• _DIRECTIONS FOR THIS TASK_:
Give back the full listing, character for character, with no pictures.

(Raw records)
▼

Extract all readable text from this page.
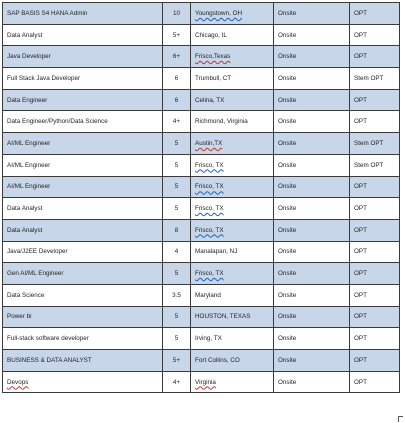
SAP BASIS S4 HANA Admin	10	Youngstown, OH	Onsite	OPT
Data Analyst	5+	Chicago, IL	Onsite	OPT
Java Developer	6+	Frisco,Texas	Onsite	OPT
Full Stack Java Developer	6	Trumbull, CT	Onsite	Stem OPT
Data Engineer	6	Celina, TX	Onsite	OPT
Data Engineer/Python/Data Science	4+	Richmond, Virginia	Onsite	OPT
AI/ML Engineer	5	Austin,TX	Onsite	Stem OPT
AI/ML Engineer	5	Frisco, TX	Onsite	Stem OPT
AI/ML Engineer	5	Frisco, TX	Onsite	OPT
Data Analyst	5	Frisco, TX	Onsite	OPT
Data Analyst	8	Frisco, TX	Onsite	OPT
Java/J2EE Developer	4	Manalapan, NJ	Onsite	OPT
Gen AI/ML Engineer	5	Frisco, TX	Onsite	OPT
Data Science	3.5	Maryland	Onsite	OPT
Power bi	5	HOUSTON, TEXAS	Onsite	OPT
Full-stack software developer	5	Irving, TX	Onsite	OPT
BUSINESS & DATA ANALYST	5+	Fort Collins, CO	Onsite	OPT
Devops	4+	Virginia	Onsite	OPT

▲

• _RESULT_:
Extract all readable text from this page.
SAP BASIS S4 HANA Admin	10	Youngstown, OH	Onsite	OPT
Data Analyst	5+	Chicago, IL	Onsite	OPT
Java Developer	6+	Frisco,Texas	Onsite	OPT
Full Stack Java Developer	6	Trumbull, CT	Onsite	Stem OPT
Data Engineer	6	Celina, TX	Onsite	OPT
Data Engineer/Python/Data Science	4+	Richmond, Virginia	Onsite	OPT
AI/ML Engineer	5	Austin,TX	Onsite	Stem OPT
AI/ML Engineer	5	Frisco, TX	Onsite	Stem OPT
AI/ML Engineer	5	Frisco, TX	Onsite	OPT
Data Analyst	5	Frisco, TX	Onsite	OPT
Data Analyst	8	Frisco, TX	Onsite	OPT
Java/J2EE Developer	4	Manalapan, NJ	Onsite	OPT
Gen AI/ML Engineer	5	Frisco, TX	Onsite	OPT
Data Science	3.5	Maryland	Onsite	OPT
Power bi	5	HOUSTON, TEXAS	Onsite	OPT
Full-stack software developer	5	Irving, TX	Onsite	OPT
BUSINESS & DATA ANALYST	5+	Fort Collins, CO	Onsite	OPT
Devops	4+	Virginia	Onsite	OPT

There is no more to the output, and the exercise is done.